§ **To be done**
Extract all lines in the data that contain the word "SDTVAR".

Figure contents as structured data
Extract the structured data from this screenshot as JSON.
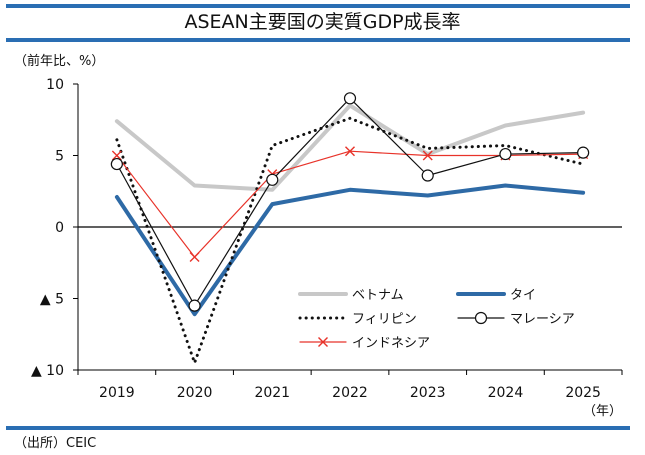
{
  "colors": {
    "rule": "#2a6eb3"
  },
  "chart_data": {
    "type": "line",
    "title": "ASEAN主要国の実質GDP成長率",
    "ylabel": "（前年比、%）",
    "xlabel": "（年）",
    "source": "（出所）CEIC",
    "categories": [
      "2019",
      "2020",
      "2021",
      "2022",
      "2023",
      "2024",
      "2025"
    ],
    "ylim": [
      -10,
      10
    ],
    "yticks": [
      {
        "value": 10,
        "label": "10"
      },
      {
        "value": 5,
        "label": "5"
      },
      {
        "value": 0,
        "label": "0"
      },
      {
        "value": -5,
        "label": "▲ 5"
      },
      {
        "value": -10,
        "label": "▲ 10"
      }
    ],
    "grid": false,
    "legend_position": "bottom-right",
    "series": [
      {
        "name": "ベトナム",
        "values": [
          7.4,
          2.9,
          2.6,
          8.5,
          5.1,
          7.1,
          8.0
        ],
        "color": "#c8c8c8",
        "style": "solid",
        "width": 4,
        "marker": "none"
      },
      {
        "name": "タイ",
        "values": [
          2.1,
          -6.1,
          1.6,
          2.6,
          2.2,
          2.9,
          2.4
        ],
        "color": "#2e6aa6",
        "style": "solid",
        "width": 4,
        "marker": "none"
      },
      {
        "name": "フィリピン",
        "values": [
          6.1,
          -9.5,
          5.7,
          7.6,
          5.5,
          5.7,
          4.4
        ],
        "color": "#111111",
        "style": "dotted",
        "width": 3,
        "marker": "none"
      },
      {
        "name": "マレーシア",
        "values": [
          4.4,
          -5.5,
          3.3,
          9.0,
          3.6,
          5.1,
          5.2
        ],
        "color": "#111111",
        "style": "solid",
        "width": 1.2,
        "marker": "circle"
      },
      {
        "name": "インドネシア",
        "values": [
          5.0,
          -2.1,
          3.7,
          5.3,
          5.0,
          5.0,
          5.1
        ],
        "color": "#e8332a",
        "style": "solid",
        "width": 1.2,
        "marker": "x"
      }
    ]
  }
}
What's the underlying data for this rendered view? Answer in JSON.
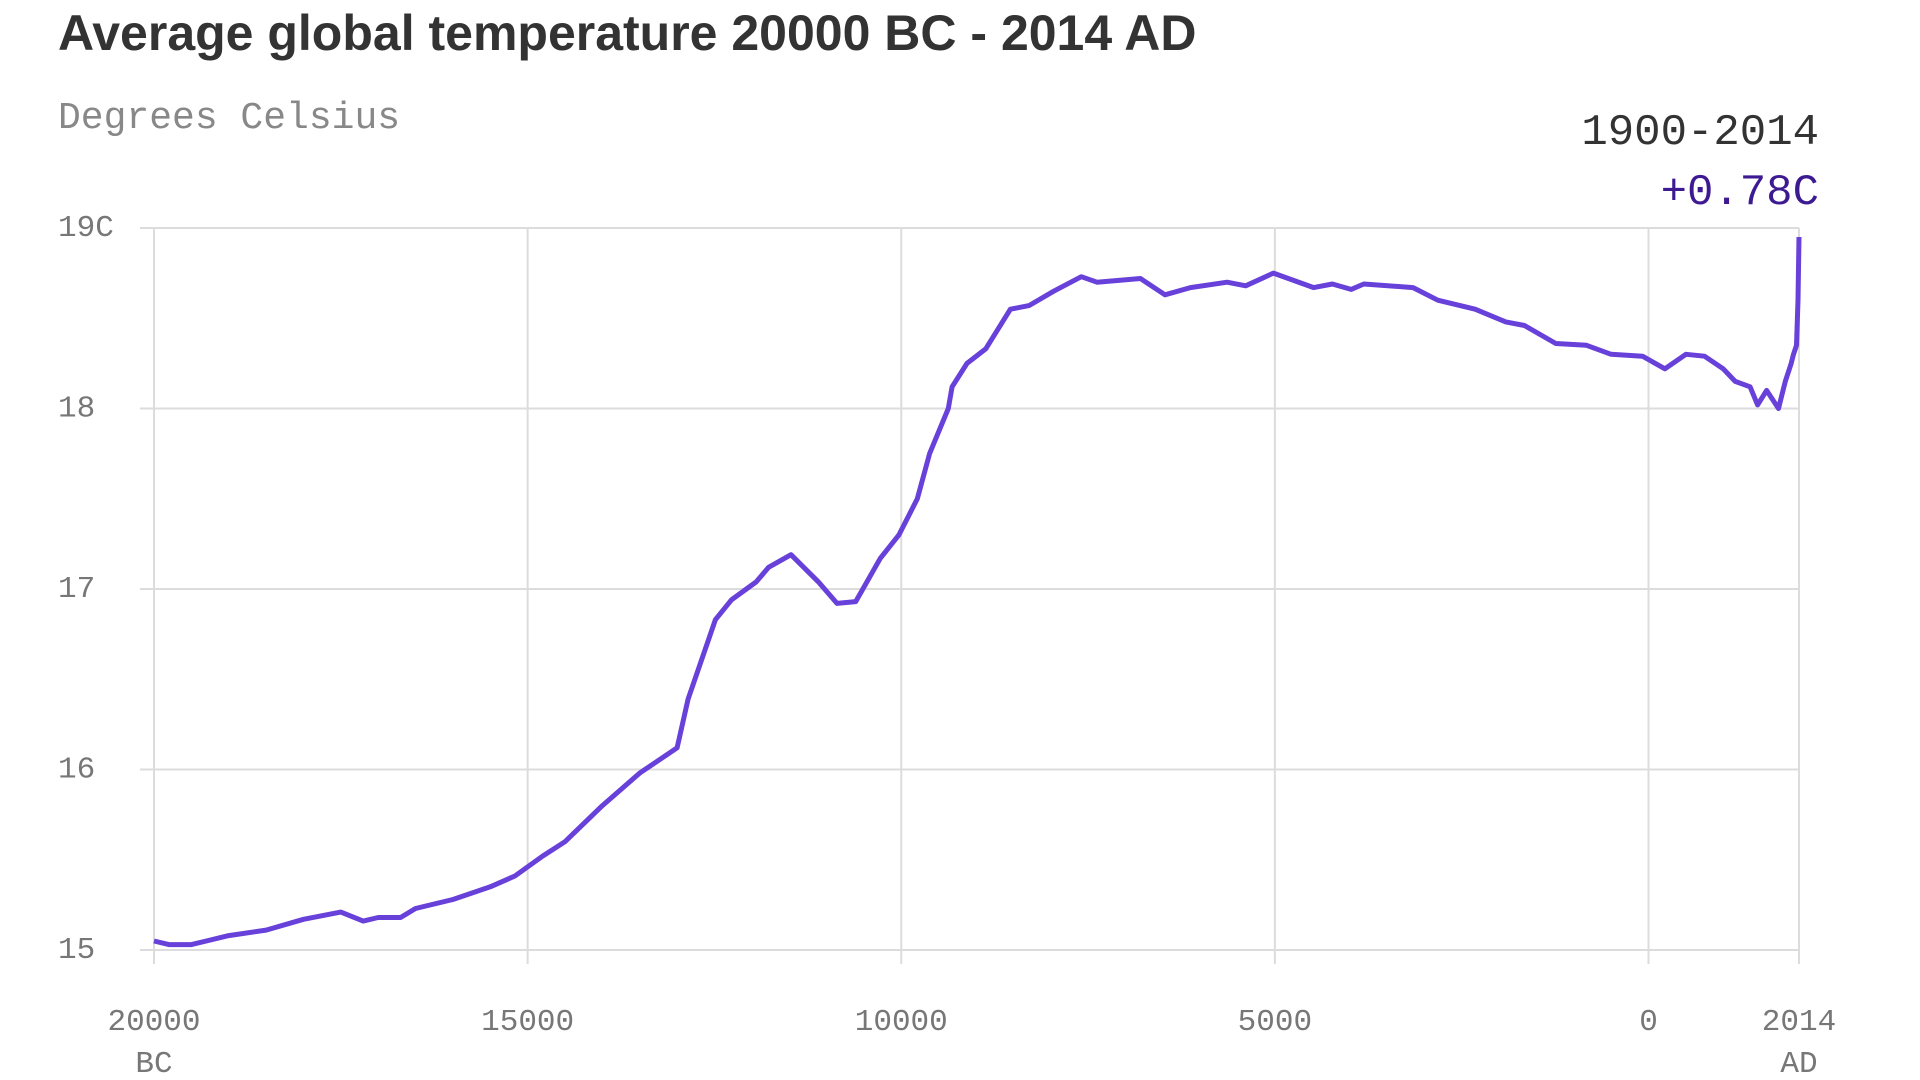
{
  "chart_data": {
    "type": "line",
    "title": "Average global temperature 20000 BC - 2014 AD",
    "subtitle": "Degrees Celsius",
    "annotation": {
      "period": "1900-2014",
      "change": "+0.78C"
    },
    "x": [
      -20000,
      -19800,
      -19500,
      -19300,
      -19000,
      -18500,
      -18000,
      -17500,
      -17200,
      -17000,
      -16700,
      -16500,
      -16000,
      -15500,
      -15170,
      -14800,
      -14500,
      -14000,
      -13500,
      -13000,
      -12852,
      -12487,
      -12272,
      -11940,
      -11775,
      -11476,
      -11110,
      -10860,
      -10610,
      -10280,
      -10030,
      -9785,
      -9620,
      -9370,
      -9320,
      -9120,
      -8870,
      -8540,
      -8290,
      -7960,
      -7590,
      -7380,
      -6800,
      -6470,
      -6130,
      -5640,
      -5390,
      -5020,
      -4480,
      -4230,
      -3980,
      -3810,
      -3150,
      -2820,
      -2320,
      -1910,
      -1660,
      -1240,
      -830,
      -500,
      -80,
      220,
      500,
      750,
      1000,
      1160,
      1360,
      1460,
      1580,
      1740,
      1830,
      1910,
      1940,
      1980,
      2000,
      2014
    ],
    "series": [
      {
        "name": "Average global temperature",
        "color": "#6741d9",
        "values": [
          15.05,
          15.03,
          15.03,
          15.05,
          15.08,
          15.11,
          15.17,
          15.21,
          15.16,
          15.18,
          15.18,
          15.23,
          15.28,
          15.35,
          15.41,
          15.52,
          15.6,
          15.8,
          15.98,
          16.12,
          16.39,
          16.83,
          16.94,
          17.04,
          17.12,
          17.19,
          17.04,
          16.92,
          16.93,
          17.17,
          17.3,
          17.5,
          17.75,
          18.0,
          18.12,
          18.25,
          18.33,
          18.55,
          18.57,
          18.65,
          18.73,
          18.7,
          18.72,
          18.63,
          18.67,
          18.7,
          18.68,
          18.75,
          18.67,
          18.69,
          18.66,
          18.69,
          18.67,
          18.6,
          18.55,
          18.48,
          18.46,
          18.36,
          18.35,
          18.3,
          18.29,
          18.22,
          18.3,
          18.29,
          18.22,
          18.15,
          18.12,
          18.02,
          18.1,
          18.0,
          18.15,
          18.25,
          18.3,
          18.35,
          18.6,
          18.95
        ]
      }
    ],
    "xlim": [
      -20000,
      2014
    ],
    "xticks": [
      {
        "value": -20000,
        "label": "20000",
        "era": "BC"
      },
      {
        "value": -15000,
        "label": "15000"
      },
      {
        "value": -10000,
        "label": "10000"
      },
      {
        "value": -5000,
        "label": "5000"
      },
      0,
      {
        "value": 2014,
        "label": "2014",
        "era": "AD"
      }
    ],
    "ylim": [
      15,
      19
    ],
    "yticks": [
      15,
      16,
      17,
      18,
      {
        "value": 19,
        "label": "19C"
      }
    ],
    "grid": true
  }
}
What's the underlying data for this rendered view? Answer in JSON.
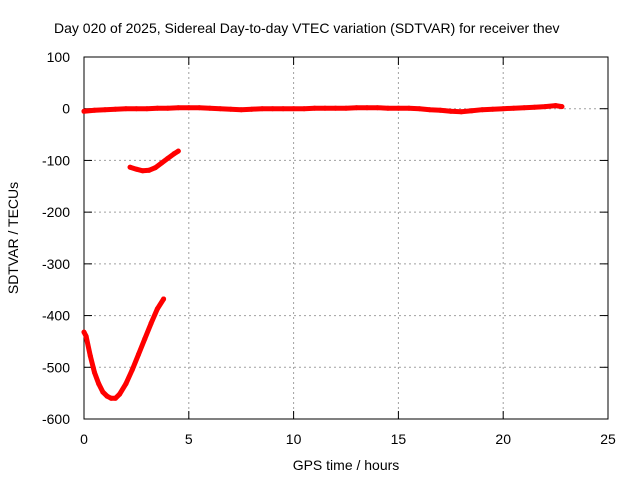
{
  "chart_data": {
    "type": "scatter",
    "title": "Day 020 of 2025, Sidereal Day-to-day VTEC variation (SDTVAR) for receiver thev",
    "xlabel": "GPS time / hours",
    "ylabel": "SDTVAR / TECUs",
    "xlim": [
      0,
      25
    ],
    "ylim": [
      -600,
      100
    ],
    "xticks": [
      0,
      5,
      10,
      15,
      20,
      25
    ],
    "yticks": [
      100,
      0,
      -100,
      -200,
      -300,
      -400,
      -500,
      -600
    ],
    "grid": true,
    "legend": "none",
    "color": "#ff0000",
    "series": [
      {
        "values": [
          [
            0.0,
            -5
          ],
          [
            0.5,
            -3
          ],
          [
            1.0,
            -2
          ],
          [
            1.5,
            -1
          ],
          [
            2.0,
            0
          ],
          [
            2.5,
            0
          ],
          [
            3.0,
            0
          ],
          [
            3.5,
            1
          ],
          [
            4.0,
            1
          ],
          [
            4.5,
            2
          ],
          [
            5.0,
            2
          ],
          [
            5.5,
            2
          ],
          [
            6.0,
            1
          ],
          [
            6.5,
            0
          ],
          [
            7.0,
            -1
          ],
          [
            7.5,
            -2
          ],
          [
            8.0,
            -1
          ],
          [
            8.5,
            0
          ],
          [
            9.0,
            0
          ],
          [
            9.5,
            0
          ],
          [
            10.0,
            0
          ],
          [
            10.5,
            0
          ],
          [
            11.0,
            1
          ],
          [
            11.5,
            1
          ],
          [
            12.0,
            1
          ],
          [
            12.5,
            1
          ],
          [
            13.0,
            2
          ],
          [
            13.5,
            2
          ],
          [
            14.0,
            2
          ],
          [
            14.5,
            1
          ],
          [
            15.0,
            1
          ],
          [
            15.5,
            1
          ],
          [
            16.0,
            0
          ],
          [
            16.5,
            -2
          ],
          [
            17.0,
            -3
          ],
          [
            17.5,
            -5
          ],
          [
            18.0,
            -6
          ],
          [
            18.5,
            -4
          ],
          [
            19.0,
            -2
          ],
          [
            19.5,
            -1
          ],
          [
            20.0,
            0
          ],
          [
            20.5,
            1
          ],
          [
            21.0,
            2
          ],
          [
            21.5,
            3
          ],
          [
            22.0,
            4
          ],
          [
            22.5,
            6
          ],
          [
            22.8,
            4
          ]
        ]
      },
      {
        "values": [
          [
            2.2,
            -113
          ],
          [
            2.5,
            -117
          ],
          [
            2.8,
            -120
          ],
          [
            3.1,
            -119
          ],
          [
            3.4,
            -114
          ],
          [
            3.7,
            -105
          ],
          [
            4.0,
            -96
          ],
          [
            4.3,
            -87
          ],
          [
            4.5,
            -82
          ]
        ]
      },
      {
        "values": [
          [
            0.0,
            -432
          ],
          [
            0.1,
            -440
          ],
          [
            0.3,
            -478
          ],
          [
            0.5,
            -510
          ],
          [
            0.7,
            -532
          ],
          [
            0.9,
            -548
          ],
          [
            1.1,
            -556
          ],
          [
            1.3,
            -560
          ],
          [
            1.5,
            -560
          ],
          [
            1.7,
            -552
          ],
          [
            2.0,
            -532
          ],
          [
            2.3,
            -505
          ],
          [
            2.6,
            -475
          ],
          [
            2.9,
            -445
          ],
          [
            3.2,
            -415
          ],
          [
            3.5,
            -387
          ],
          [
            3.8,
            -368
          ]
        ]
      }
    ]
  }
}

§ **The output**
    "title": "Day 020 of 2025, Sidereal Day-to-day VTEC variation (SDTVAR) for receiver thev",
    "ylabel": "SDTVAR / TECUs",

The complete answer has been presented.